The task:
Quote all lines below exactly. Images stay out.

····················

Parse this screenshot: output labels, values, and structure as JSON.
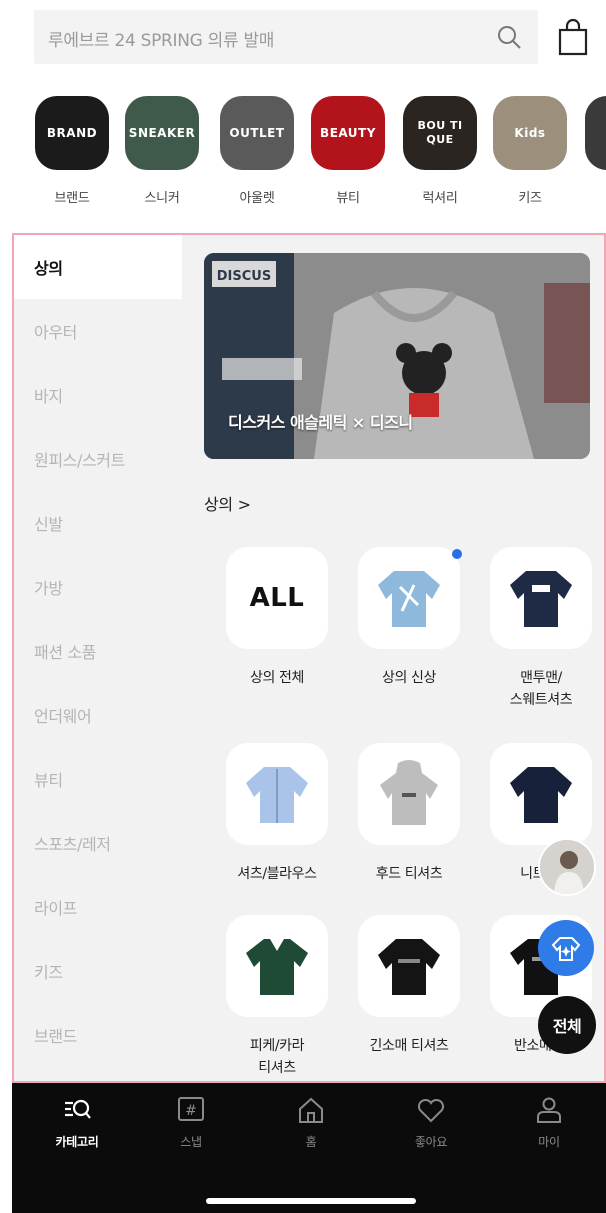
{
  "search": {
    "placeholder": "루에브르 24 SPRING 의류 발매"
  },
  "shortcuts": [
    {
      "name": "브랜드",
      "tile_text": "BRAND",
      "color": "#1b1b1b"
    },
    {
      "name": "스니커",
      "tile_text": "SNEAKER",
      "color": "#3f5a4a"
    },
    {
      "name": "아울렛",
      "tile_text": "OUTLET",
      "color": "#5a5a5a"
    },
    {
      "name": "뷰티",
      "tile_text": "BEAUTY",
      "color": "#b3141c"
    },
    {
      "name": "럭셔리",
      "tile_text": "BOU TI QUE",
      "color": "#2a2520"
    },
    {
      "name": "키즈",
      "tile_text": "Kids",
      "color": "#9c8f7c"
    }
  ],
  "sidebar": {
    "items": [
      {
        "label": "상의",
        "active": true
      },
      {
        "label": "아우터"
      },
      {
        "label": "바지"
      },
      {
        "label": "원피스/스커트"
      },
      {
        "label": "신발"
      },
      {
        "label": "가방"
      },
      {
        "label": "패션 소품"
      },
      {
        "label": "언더웨어"
      },
      {
        "label": "뷰티"
      },
      {
        "label": "스포츠/레저"
      },
      {
        "label": "라이프"
      },
      {
        "label": "키즈"
      },
      {
        "label": "브랜드"
      }
    ]
  },
  "banner": {
    "caption": "디스커스 애슬레틱 × 디즈니",
    "logo": "DISCUS"
  },
  "section": {
    "title": "상의 >"
  },
  "grid": [
    {
      "label": "상의 전체",
      "icon": "all-text",
      "text": "ALL"
    },
    {
      "label": "상의 신상",
      "icon": "new-sweatshirt-icon",
      "new": true
    },
    {
      "label": "맨투맨/\n스웨트셔츠",
      "icon": "sweatshirt-icon"
    },
    {
      "label": "셔츠/블라우스",
      "icon": "shirt-icon"
    },
    {
      "label": "후드 티셔츠",
      "icon": "hoodie-icon"
    },
    {
      "label": "니트/스",
      "icon": "knit-icon"
    },
    {
      "label": "피케/카라\n티셔츠",
      "icon": "polo-icon"
    },
    {
      "label": "긴소매 티셔츠",
      "icon": "longsleeve-icon"
    },
    {
      "label": "반소매 티",
      "icon": "tshirt-icon"
    }
  ],
  "floating": {
    "all_label": "전체"
  },
  "bottom_nav": [
    {
      "label": "카테고리",
      "active": true
    },
    {
      "label": "스냅"
    },
    {
      "label": "홈"
    },
    {
      "label": "좋아요"
    },
    {
      "label": "마이"
    }
  ]
}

····················

Answer for the task:
Parse this screenshot: output labels, values, and structure as JSON.
{
  "search": {
    "placeholder": "루에브르 24 SPRING 의류 발매"
  },
  "shortcuts": [
    {
      "name": "브랜드",
      "tile_text": "BRAND",
      "color": "#1b1b1b"
    },
    {
      "name": "스니커",
      "tile_text": "SNEAKER",
      "color": "#3f5a4a"
    },
    {
      "name": "아울렛",
      "tile_text": "OUTLET",
      "color": "#5a5a5a"
    },
    {
      "name": "뷰티",
      "tile_text": "BEAUTY",
      "color": "#b3141c"
    },
    {
      "name": "럭셔리",
      "tile_text": "BOU TI QUE",
      "color": "#2a2520"
    },
    {
      "name": "키즈",
      "tile_text": "Kids",
      "color": "#9c8f7c"
    }
  ],
  "sidebar": {
    "items": [
      {
        "label": "상의",
        "active": true
      },
      {
        "label": "아우터"
      },
      {
        "label": "바지"
      },
      {
        "label": "원피스/스커트"
      },
      {
        "label": "신발"
      },
      {
        "label": "가방"
      },
      {
        "label": "패션 소품"
      },
      {
        "label": "언더웨어"
      },
      {
        "label": "뷰티"
      },
      {
        "label": "스포츠/레저"
      },
      {
        "label": "라이프"
      },
      {
        "label": "키즈"
      },
      {
        "label": "브랜드"
      }
    ]
  },
  "banner": {
    "caption": "디스커스 애슬레틱 × 디즈니",
    "logo": "DISCUS"
  },
  "section": {
    "title": "상의 >"
  },
  "grid": [
    {
      "label": "상의 전체",
      "icon": "all-text",
      "text": "ALL"
    },
    {
      "label": "상의 신상",
      "icon": "new-sweatshirt-icon",
      "new": true
    },
    {
      "label": "맨투맨/\n스웨트셔츠",
      "icon": "sweatshirt-icon"
    },
    {
      "label": "셔츠/블라우스",
      "icon": "shirt-icon"
    },
    {
      "label": "후드 티셔츠",
      "icon": "hoodie-icon"
    },
    {
      "label": "니트/스",
      "icon": "knit-icon"
    },
    {
      "label": "피케/카라\n티셔츠",
      "icon": "polo-icon"
    },
    {
      "label": "긴소매 티셔츠",
      "icon": "longsleeve-icon"
    },
    {
      "label": "반소매 티",
      "icon": "tshirt-icon"
    }
  ],
  "floating": {
    "all_label": "전체"
  },
  "bottom_nav": [
    {
      "label": "카테고리",
      "active": true
    },
    {
      "label": "스냅"
    },
    {
      "label": "홈"
    },
    {
      "label": "좋아요"
    },
    {
      "label": "마이"
    }
  ]
}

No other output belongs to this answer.